● Directions for this task
State how many lines of the listing below include the word "FOCUS". Give only the number.

○ ○ ○ ○ ○

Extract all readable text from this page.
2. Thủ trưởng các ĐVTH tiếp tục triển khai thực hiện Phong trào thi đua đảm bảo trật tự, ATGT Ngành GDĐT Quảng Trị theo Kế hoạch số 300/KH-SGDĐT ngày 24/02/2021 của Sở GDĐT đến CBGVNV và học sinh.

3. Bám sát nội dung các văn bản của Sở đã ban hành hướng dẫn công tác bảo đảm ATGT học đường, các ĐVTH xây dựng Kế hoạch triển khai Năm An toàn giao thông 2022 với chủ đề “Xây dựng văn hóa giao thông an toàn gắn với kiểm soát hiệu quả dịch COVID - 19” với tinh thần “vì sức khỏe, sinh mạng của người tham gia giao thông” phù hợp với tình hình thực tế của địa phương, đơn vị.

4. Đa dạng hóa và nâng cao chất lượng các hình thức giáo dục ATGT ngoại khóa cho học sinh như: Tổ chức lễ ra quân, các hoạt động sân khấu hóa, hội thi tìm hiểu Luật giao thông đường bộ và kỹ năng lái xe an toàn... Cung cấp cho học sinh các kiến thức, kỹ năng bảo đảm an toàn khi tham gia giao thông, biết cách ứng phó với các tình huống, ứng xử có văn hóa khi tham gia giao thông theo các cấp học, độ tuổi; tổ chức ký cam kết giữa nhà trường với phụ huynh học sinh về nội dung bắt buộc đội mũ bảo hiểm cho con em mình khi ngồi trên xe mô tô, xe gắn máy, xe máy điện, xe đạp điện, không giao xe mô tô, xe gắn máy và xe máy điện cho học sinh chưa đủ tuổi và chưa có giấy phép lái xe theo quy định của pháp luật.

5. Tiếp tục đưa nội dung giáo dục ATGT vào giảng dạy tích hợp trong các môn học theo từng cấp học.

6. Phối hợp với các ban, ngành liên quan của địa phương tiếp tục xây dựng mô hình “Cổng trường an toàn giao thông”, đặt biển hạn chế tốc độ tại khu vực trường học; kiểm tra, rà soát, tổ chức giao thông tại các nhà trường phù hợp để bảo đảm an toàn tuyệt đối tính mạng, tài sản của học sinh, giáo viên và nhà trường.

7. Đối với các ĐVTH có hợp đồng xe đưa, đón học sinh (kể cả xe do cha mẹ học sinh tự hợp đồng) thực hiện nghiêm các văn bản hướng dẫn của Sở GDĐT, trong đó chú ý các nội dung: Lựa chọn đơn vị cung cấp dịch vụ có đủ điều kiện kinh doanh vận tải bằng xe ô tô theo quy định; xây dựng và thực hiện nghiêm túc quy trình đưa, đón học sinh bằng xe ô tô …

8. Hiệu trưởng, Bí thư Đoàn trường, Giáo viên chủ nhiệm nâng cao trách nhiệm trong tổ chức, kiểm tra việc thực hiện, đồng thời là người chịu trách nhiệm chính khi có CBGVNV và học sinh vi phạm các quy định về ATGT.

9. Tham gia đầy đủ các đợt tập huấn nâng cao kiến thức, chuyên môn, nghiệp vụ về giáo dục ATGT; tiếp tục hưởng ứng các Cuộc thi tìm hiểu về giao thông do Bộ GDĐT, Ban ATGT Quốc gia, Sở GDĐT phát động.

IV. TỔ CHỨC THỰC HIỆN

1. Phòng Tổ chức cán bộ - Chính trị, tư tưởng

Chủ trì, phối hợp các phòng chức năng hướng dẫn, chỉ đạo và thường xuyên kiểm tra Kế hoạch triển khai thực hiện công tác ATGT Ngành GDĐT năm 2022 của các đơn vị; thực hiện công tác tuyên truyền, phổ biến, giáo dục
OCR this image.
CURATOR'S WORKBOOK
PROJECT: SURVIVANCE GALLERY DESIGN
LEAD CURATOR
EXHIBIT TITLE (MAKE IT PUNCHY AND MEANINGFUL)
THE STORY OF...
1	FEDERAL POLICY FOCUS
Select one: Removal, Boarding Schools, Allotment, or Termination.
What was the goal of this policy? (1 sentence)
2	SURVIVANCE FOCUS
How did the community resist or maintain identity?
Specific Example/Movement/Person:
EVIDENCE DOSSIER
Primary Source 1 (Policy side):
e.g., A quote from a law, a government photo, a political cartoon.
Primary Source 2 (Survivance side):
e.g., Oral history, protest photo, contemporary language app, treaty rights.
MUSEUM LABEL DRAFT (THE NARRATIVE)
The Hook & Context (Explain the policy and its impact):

○ ○ ○ ○ ○

● The answer
2